— Begin —

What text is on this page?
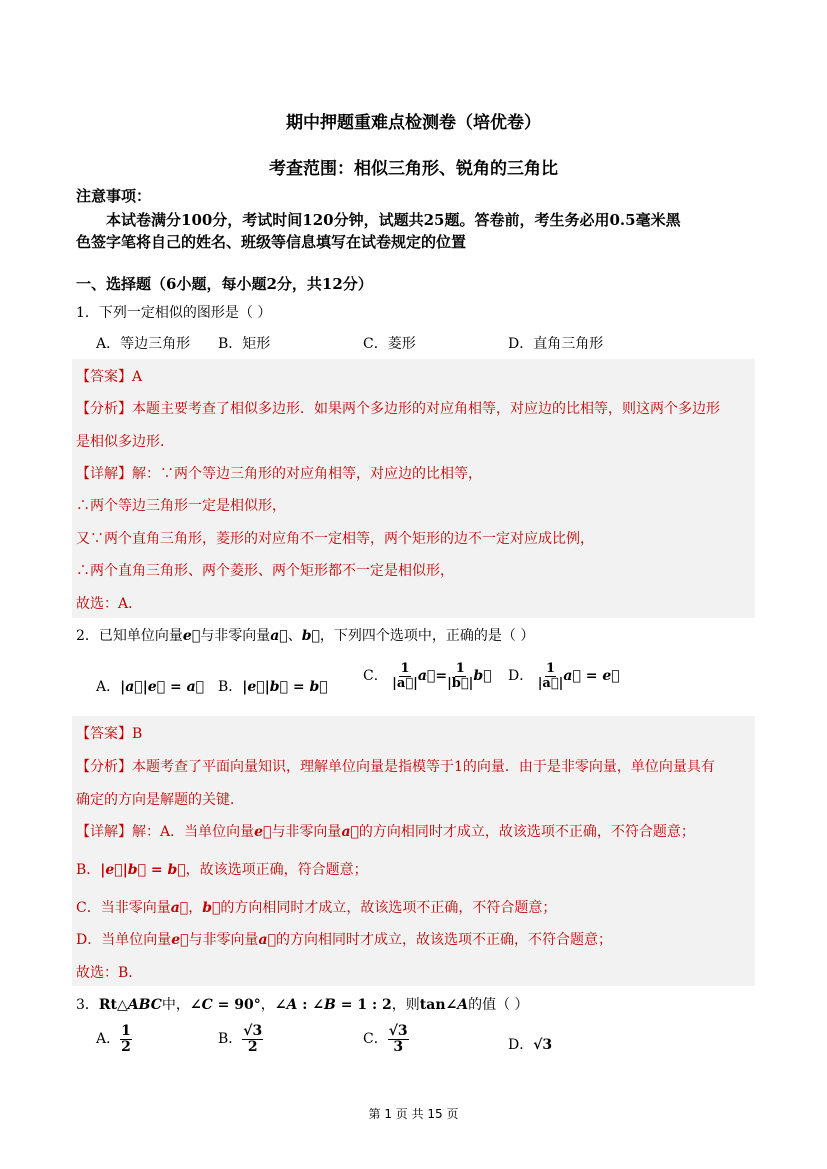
期中押题重难点检测卷（培优卷）
考查范围：相似三角形、锐角的三角比
注意事项：
本试卷满分100分，考试时间120分钟，试题共25题。答卷前，考生务必用0.5毫米黑
色签字笔将自己的姓名、班级等信息填写在试卷规定的位置
一、选择题（6小题，每小题2分，共12分）
1．下列一定相似的图形是（ ）
A．等边三角形 B．矩形	C．菱形	D．直角三角形
【答案】A
【分析】本题主要考查了相似多边形．如果两个多边形的对应角相等，对应边的比相等，则这两个多边形
是相似多边形．
【详解】解：∵两个等边三角形的对应角相等，对应边的比相等，
∴两个等边三角形一定是相似形，
又∵两个直角三角形，菱形的对应角不一定相等，两个矩形的边不一定对应成比例，
∴两个直角三角形、两个菱形、两个矩形都不一定是相似形，
故选：A．
2．已知单位向量e⃗与非零向量a⃗、b⃗，下列四个选项中，正确的是（ ）
A．|a⃗|e⃗ = a⃗ B．|e⃗|b⃗ = b⃗
C． $\frac{1}{|a⃗|}$ a⃗= $\frac{1}{|b⃗|}$ b⃗ D． $\frac{1}{|a⃗|}$ a⃗ = e⃗
【答案】B
【分析】本题考查了平面向量知识，理解单位向量是指模等于1的向量．由于是非零向量，单位向量具有
确定的方向是解题的关键．
【详解】解：A．当单位向量e⃗与非零向量a⃗的方向相同时才成立，故该选项不正确，不符合题意；
B．|e⃗|b⃗ = b⃗，故该选项正确，符合题意；
C．当非零向量a⃗，b⃗的方向相同时才成立，故该选项不正确，不符合题意；
D．当单位向量e⃗与非零向量a⃗的方向相同时才成立，故该选项不正确，不符合题意；
故选：B．
3．Rt△ABC中，∠C = 90°，∠A : ∠B = 1 : 2，则tan∠A的值（ ）
A． $\frac{1}{2}$	B． $\frac{√3}{2}$	C． $\frac{√3}{3}$	D．√3
第 1 页 共 15 页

— End —

▶ Requirements
Please repeat the entries exactly. Do not include the pictures.

▶ Result of the exercise
What text is on this page?
期中押题重难点检测卷（培优卷）
考查范围：相似三角形、锐角的三角比
注意事项：
本试卷满分100分，考试时间120分钟，试题共25题。答卷前，考生务必用0.5毫米黑
色签字笔将自己的姓名、班级等信息填写在试卷规定的位置
一、选择题（6小题，每小题2分，共12分）
1．下列一定相似的图形是（ ）
A．等边三角形 B．矩形	C．菱形	D．直角三角形
【答案】A
【分析】本题主要考查了相似多边形．如果两个多边形的对应角相等，对应边的比相等，则这两个多边形
是相似多边形．
【详解】解：∵两个等边三角形的对应角相等，对应边的比相等，
∴两个等边三角形一定是相似形，
又∵两个直角三角形，菱形的对应角不一定相等，两个矩形的边不一定对应成比例，
∴两个直角三角形、两个菱形、两个矩形都不一定是相似形，
故选：A．
2．已知单位向量e⃗与非零向量a⃗、b⃗，下列四个选项中，正确的是（ ）
A．|a⃗|e⃗ = a⃗ B．|e⃗|b⃗ = b⃗
C． $\frac{1}{|a⃗|}$ a⃗= $\frac{1}{|b⃗|}$ b⃗ D． $\frac{1}{|a⃗|}$ a⃗ = e⃗
【答案】B
【分析】本题考查了平面向量知识，理解单位向量是指模等于1的向量．由于是非零向量，单位向量具有
确定的方向是解题的关键．
【详解】解：A．当单位向量e⃗与非零向量a⃗的方向相同时才成立，故该选项不正确，不符合题意；
B．|e⃗|b⃗ = b⃗，故该选项正确，符合题意；
C．当非零向量a⃗，b⃗的方向相同时才成立，故该选项不正确，不符合题意；
D．当单位向量e⃗与非零向量a⃗的方向相同时才成立，故该选项不正确，不符合题意；
故选：B．
3．Rt△ABC中，∠C = 90°，∠A : ∠B = 1 : 2，则tan∠A的值（ ）
A． $\frac{1}{2}$	B． $\frac{√3}{2}$	C． $\frac{√3}{3}$	D．√3
第 1 页 共 15 页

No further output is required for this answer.